## WHAT TO WORK ON
(1) Extract the passage of the leadership trends article from "What’s shaping this" up to and including "of my predictions.", word for word.
(2) Pick up the article on team leadership trends for 2020 after its final sentence and keep writing it.

## READING TEXT
══════════════════════════════
Team Leadership Trends for 2020 You Need to Know About  

Like everything else in our fast-moving, tech-enabled world, the theory and practice of leadership is constantly evolving. Last year we saw shifts including deeper investments in human capital, greater focus on employee coaching, and the rise of millennial managers, among others. This year, many of those trends continue while new ones have also broken onto the team leadership scene. 

What’s shaping this changing landscape? Demographics is a big one, with millennials asserting their needs and preferences as the largest generation in the current workforce. Millennials want workplaces that are innovative and collaborative, and that provide thoughtful paths for professional development. Like Gen Xers, they also want interesting lives outside of the office and freedom from crippling job-related stress. As such, their growing presence in the workforce tips the balance in favor of better-work life balance versus the smaller number of work-driven, nose-to-the-grindstone boomers. 

What does this mean for what we’ll see in the team leadership landscape over the next year? Here are four of my predictions.

1. It will be more important than ever to understand your people

It used to be common practice for workers to unilaterally shift their behaviors to accommodate their managers. No more. Instead, today’s workplaces are two-way streets with relationships at their centers and more diverse compositions and perspectives than ever before. 

It’s always been good career advice to understand and adapt to your manager’s preferred communication, conflict and behavioral styles. But today that’s also true of your teammates, including those you manage. Leaders who work harder to understand their team members will be more successful in helping them perform.
══════════════════════════════
## RECORDED DATA
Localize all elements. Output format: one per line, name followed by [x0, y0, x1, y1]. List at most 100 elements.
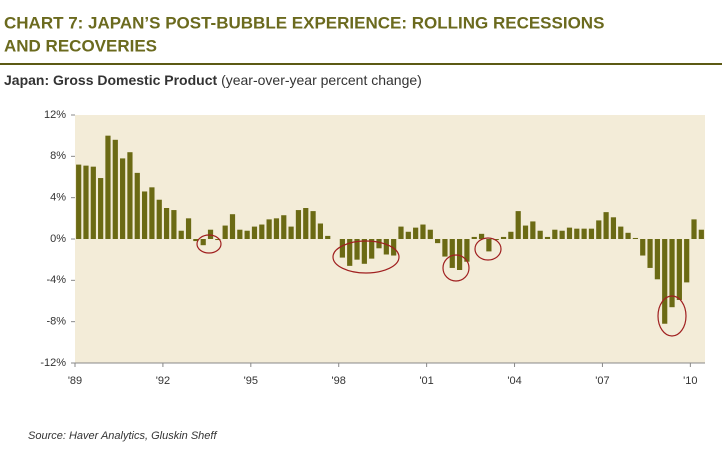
══════════════════════════════
## ANSWERS FOR THIS EXERCISE
(1)
What’s shaping this changing landscape? Demographics is a big one, with millennials asserting their needs and preferences as the largest generation in the current workforce. Millennials want workplaces that are innovative and collaborative, and that provide thoughtful paths for professional development. Like Gen Xers, they also want interesting lives outside of the office and freedom from crippling job-related stress. As such, their growing presence in the workforce tips the balance in favor of better-work life balance versus the smaller number of work-driven, nose-to-the-grindstone boomers. 

What does this mean for what we’ll see in the team leadership landscape over the next year? Here are four of my predictions.

(2)
How can they do so? More and more workplaces are using personality and behavioral assessments and inventories like DISC and Myers-Briggs. And not just for hiring, but to give their employees useful information about how to interact with colleagues – including managers and reports – most productively across personality style, conflict style, and other individual and team characteristics. In other words, we’re all in this together, with effort from every team member! 

Take advantage of these tools and your reward will be a keener understanding of how best to manage the relationships that make or break team success. 

2. More team leaders will leverage a “servant leadership” style

The most influential leaders today no longer look like charismatic, ego-driven CEOs at the top of a hierarchical org chart. They are more likely self-aware collaborators guiding and facilitating their teams’ success as “servant leaders.” 

Coined in the 1970s by the businessman Robert Greenleaf, the term “servant leadership” refers to a philosophy and set of practices in which leaders put the needs of others first, making their primary aim helping people develop and perform as highly as possible. Unlike traditional “power leaders,” servant leaders aim to share power. They embody traits that build strong relationships, including empathy, stewardship, listening and community-building. With more research showing that these traits and others like them, oft considered “soft skills,” actually improve leadership effectiveness, it’s easy to see why servant leadership has growing appeal. 

3. Performance development will increasingly replace performance management

This goes hand-in-hand with trend #2 above. With collaborative workforces, 360-style feedback and the Gen-Y-driven zest for self-direction and autonomy becoming more of the norm, individuals and teams now own more of their own performance development. I predict that this year we’ll see more team development platforms like the one we’ve built here at RallyBright.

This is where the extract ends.